Render the material again word for word, skipping the pictures in it.

--- TASK INPUT ---

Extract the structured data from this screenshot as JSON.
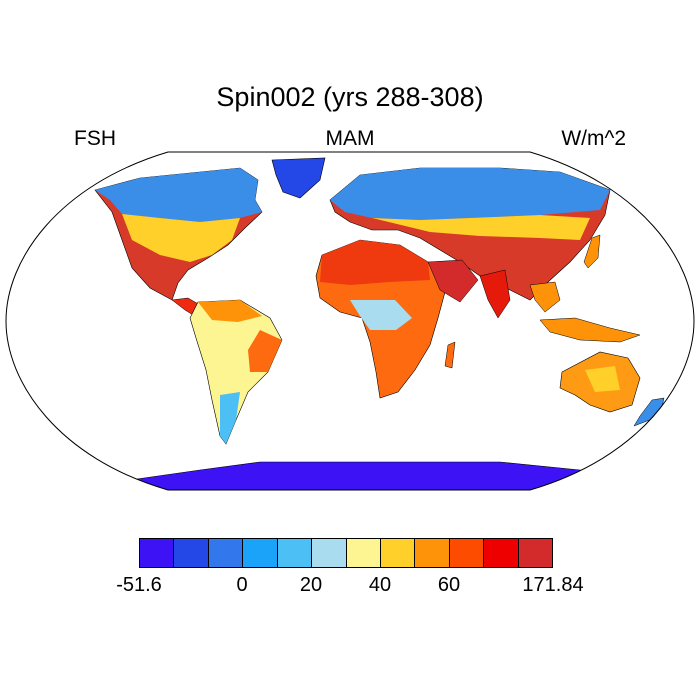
{
  "title": "Spin002 (yrs 288-308)",
  "left_label": "FSH",
  "center_label": "MAM",
  "right_label": "W/m^2",
  "colorbar": {
    "colors": [
      "#3d12f5",
      "#2447e8",
      "#3277ec",
      "#1aa3f8",
      "#4cc0f5",
      "#a9dcef",
      "#fdf591",
      "#fed029",
      "#fe9208",
      "#fd4c00",
      "#ef0000",
      "#d32b2b"
    ],
    "tick_labels": [
      "-51.6",
      "0",
      "20",
      "40",
      "60",
      "171.84"
    ]
  }
}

---

### OUTPUT OF THE TASK
Extract the structured data from this screenshot as JSON.
{
  "title": "Spin002 (yrs 288-308)",
  "left_label": "FSH",
  "center_label": "MAM",
  "right_label": "W/m^2",
  "colorbar": {
    "colors": [
      "#3d12f5",
      "#2447e8",
      "#3277ec",
      "#1aa3f8",
      "#4cc0f5",
      "#a9dcef",
      "#fdf591",
      "#fed029",
      "#fe9208",
      "#fd4c00",
      "#ef0000",
      "#d32b2b"
    ],
    "tick_labels": [
      "-51.6",
      "0",
      "20",
      "40",
      "60",
      "171.84"
    ]
  }
}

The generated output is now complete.